Written request =
Lines that contain the string "text" are to be copied; leave out all others.
══ Data for processing ══
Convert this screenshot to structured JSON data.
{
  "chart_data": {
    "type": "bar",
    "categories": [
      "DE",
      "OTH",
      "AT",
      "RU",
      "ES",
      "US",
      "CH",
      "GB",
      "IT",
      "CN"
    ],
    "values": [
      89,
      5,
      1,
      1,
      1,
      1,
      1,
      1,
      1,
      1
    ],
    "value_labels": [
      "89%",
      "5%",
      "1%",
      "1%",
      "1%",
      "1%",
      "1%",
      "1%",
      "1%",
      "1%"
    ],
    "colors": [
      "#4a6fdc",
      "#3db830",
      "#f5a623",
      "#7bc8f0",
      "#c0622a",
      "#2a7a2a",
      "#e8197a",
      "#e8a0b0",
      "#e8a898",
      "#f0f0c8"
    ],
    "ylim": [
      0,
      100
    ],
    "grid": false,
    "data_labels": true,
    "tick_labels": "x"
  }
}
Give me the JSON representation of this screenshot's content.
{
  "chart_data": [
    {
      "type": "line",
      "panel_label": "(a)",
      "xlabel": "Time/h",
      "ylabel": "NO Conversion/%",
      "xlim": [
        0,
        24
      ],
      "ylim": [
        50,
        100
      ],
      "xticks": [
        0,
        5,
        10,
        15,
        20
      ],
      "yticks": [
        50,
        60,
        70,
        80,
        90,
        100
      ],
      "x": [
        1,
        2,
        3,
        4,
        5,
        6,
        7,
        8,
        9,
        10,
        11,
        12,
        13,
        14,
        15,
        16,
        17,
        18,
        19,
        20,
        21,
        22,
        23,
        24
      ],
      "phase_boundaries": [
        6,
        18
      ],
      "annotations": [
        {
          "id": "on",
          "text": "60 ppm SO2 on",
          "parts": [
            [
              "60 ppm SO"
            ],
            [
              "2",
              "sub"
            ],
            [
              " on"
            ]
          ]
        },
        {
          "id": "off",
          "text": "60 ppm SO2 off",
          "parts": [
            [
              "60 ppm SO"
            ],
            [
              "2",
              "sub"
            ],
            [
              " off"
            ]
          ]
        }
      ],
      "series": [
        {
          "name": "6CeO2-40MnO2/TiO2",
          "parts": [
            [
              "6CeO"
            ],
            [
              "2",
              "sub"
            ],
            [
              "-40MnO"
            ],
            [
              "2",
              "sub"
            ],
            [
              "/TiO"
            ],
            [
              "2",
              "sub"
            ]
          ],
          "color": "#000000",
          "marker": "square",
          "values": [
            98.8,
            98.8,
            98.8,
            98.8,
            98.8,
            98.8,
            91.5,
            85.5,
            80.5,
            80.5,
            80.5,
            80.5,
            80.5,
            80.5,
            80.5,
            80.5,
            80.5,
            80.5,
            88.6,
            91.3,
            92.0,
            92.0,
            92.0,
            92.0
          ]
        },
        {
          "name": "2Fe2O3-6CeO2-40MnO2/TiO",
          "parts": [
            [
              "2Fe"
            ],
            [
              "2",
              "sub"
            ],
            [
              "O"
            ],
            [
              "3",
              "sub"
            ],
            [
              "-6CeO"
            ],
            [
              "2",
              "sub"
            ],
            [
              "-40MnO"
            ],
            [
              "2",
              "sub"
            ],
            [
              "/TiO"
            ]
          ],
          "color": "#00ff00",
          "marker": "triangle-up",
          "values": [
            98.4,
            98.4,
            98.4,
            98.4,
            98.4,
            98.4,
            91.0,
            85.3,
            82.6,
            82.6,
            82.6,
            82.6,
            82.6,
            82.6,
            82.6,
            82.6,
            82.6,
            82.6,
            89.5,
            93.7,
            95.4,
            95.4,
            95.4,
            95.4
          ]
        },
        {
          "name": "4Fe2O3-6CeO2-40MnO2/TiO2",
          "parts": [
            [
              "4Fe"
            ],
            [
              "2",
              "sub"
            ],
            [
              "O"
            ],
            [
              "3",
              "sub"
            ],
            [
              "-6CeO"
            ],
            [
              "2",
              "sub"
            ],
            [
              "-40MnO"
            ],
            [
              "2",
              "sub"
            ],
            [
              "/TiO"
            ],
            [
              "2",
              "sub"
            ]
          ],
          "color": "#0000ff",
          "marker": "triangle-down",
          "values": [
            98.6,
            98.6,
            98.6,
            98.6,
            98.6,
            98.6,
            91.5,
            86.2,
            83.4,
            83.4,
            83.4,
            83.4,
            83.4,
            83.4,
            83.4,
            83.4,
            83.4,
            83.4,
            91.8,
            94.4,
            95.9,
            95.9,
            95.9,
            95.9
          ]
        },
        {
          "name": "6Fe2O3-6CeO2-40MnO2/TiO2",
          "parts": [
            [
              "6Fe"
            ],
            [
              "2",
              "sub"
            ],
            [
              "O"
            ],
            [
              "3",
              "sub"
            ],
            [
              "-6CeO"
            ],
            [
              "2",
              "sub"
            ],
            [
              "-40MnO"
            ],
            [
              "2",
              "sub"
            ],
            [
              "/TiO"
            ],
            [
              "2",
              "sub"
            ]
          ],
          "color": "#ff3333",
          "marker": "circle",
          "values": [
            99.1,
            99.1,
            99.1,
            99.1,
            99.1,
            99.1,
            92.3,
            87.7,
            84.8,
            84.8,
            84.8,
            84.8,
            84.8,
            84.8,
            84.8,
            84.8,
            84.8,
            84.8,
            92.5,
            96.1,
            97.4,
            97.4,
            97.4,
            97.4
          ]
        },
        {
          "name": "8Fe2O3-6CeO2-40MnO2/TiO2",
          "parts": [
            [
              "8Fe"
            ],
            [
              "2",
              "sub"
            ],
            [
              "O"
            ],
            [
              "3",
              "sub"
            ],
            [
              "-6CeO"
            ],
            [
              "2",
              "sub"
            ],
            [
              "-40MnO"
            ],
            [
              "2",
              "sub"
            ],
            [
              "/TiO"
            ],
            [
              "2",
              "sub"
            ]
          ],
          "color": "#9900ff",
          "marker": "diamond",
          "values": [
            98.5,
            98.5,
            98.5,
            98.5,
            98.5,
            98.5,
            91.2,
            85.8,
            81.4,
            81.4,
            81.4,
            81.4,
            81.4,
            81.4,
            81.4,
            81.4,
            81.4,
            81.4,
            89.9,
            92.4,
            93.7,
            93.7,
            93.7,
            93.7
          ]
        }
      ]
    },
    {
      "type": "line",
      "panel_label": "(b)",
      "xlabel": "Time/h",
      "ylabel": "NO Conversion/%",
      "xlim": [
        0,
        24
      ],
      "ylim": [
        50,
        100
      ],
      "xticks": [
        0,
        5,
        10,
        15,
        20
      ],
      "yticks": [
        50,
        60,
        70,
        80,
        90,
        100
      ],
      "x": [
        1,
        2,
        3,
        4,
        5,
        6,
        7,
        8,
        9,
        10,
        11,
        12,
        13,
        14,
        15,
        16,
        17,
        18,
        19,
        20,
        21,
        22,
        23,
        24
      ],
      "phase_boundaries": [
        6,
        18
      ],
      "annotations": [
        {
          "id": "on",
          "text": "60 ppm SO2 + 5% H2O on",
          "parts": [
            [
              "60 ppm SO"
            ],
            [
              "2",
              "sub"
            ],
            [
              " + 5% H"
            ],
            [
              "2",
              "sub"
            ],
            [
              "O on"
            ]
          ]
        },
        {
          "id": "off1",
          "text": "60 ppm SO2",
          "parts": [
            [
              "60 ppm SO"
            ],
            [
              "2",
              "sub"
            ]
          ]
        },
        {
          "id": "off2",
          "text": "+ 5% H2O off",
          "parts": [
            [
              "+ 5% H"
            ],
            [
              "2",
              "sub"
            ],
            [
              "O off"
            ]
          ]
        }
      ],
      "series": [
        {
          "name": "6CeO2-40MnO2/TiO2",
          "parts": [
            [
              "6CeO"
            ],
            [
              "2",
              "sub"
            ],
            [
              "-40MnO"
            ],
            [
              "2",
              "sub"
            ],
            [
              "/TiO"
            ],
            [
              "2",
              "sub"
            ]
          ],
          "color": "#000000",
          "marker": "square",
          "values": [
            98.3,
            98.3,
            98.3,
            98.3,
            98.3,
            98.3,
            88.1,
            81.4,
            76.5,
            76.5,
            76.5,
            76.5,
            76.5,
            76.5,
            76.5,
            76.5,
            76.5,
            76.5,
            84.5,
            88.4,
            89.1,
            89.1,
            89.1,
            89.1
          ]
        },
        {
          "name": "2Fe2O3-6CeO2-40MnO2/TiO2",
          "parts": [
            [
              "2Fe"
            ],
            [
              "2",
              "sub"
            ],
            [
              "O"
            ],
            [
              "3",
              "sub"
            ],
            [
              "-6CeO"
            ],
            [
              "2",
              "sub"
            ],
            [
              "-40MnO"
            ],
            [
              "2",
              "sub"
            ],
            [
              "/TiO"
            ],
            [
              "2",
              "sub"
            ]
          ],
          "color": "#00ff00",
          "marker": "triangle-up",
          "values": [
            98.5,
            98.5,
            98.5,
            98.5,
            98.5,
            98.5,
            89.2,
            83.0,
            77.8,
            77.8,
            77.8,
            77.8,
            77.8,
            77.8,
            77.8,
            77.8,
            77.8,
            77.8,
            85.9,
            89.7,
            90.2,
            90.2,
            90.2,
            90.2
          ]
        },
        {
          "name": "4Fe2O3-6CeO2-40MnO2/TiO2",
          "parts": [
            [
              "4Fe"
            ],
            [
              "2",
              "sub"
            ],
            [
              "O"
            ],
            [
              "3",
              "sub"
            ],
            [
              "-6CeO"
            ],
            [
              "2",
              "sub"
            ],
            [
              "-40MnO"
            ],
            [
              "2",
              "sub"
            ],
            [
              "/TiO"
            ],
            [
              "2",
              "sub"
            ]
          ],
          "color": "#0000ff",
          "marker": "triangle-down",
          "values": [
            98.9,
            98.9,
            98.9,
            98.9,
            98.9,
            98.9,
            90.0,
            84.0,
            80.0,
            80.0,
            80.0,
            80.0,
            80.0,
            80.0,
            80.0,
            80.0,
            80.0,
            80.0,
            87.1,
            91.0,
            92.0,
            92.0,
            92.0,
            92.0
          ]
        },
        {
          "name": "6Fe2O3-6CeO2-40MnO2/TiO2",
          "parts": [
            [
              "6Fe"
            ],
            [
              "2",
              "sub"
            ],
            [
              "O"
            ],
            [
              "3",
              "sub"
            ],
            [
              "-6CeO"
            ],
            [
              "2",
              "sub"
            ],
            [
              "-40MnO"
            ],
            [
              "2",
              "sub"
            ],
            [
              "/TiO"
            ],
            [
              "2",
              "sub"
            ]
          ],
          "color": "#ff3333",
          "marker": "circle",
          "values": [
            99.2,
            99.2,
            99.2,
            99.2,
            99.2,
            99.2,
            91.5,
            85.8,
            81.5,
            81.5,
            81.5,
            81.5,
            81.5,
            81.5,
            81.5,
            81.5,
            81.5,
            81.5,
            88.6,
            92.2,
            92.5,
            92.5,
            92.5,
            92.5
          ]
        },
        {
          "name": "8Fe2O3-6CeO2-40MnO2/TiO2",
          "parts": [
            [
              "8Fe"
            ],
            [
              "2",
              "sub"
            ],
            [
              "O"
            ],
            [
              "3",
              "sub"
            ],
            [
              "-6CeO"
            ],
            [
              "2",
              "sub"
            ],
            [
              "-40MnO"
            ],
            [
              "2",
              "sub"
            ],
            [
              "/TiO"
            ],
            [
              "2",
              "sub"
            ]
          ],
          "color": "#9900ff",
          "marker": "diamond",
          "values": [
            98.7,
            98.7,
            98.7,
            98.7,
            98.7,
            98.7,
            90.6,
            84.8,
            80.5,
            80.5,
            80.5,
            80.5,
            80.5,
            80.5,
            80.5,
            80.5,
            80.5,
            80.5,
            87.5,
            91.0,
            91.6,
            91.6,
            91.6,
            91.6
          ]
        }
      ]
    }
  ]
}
═══
The answer =
          "text": "60 ppm SO2 on",
          "text": "60 ppm SO2 off",
          "text": "60 ppm SO2 + 5% H2O on",
          "text": "60 ppm SO2",
          "text": "+ 5% H2O off",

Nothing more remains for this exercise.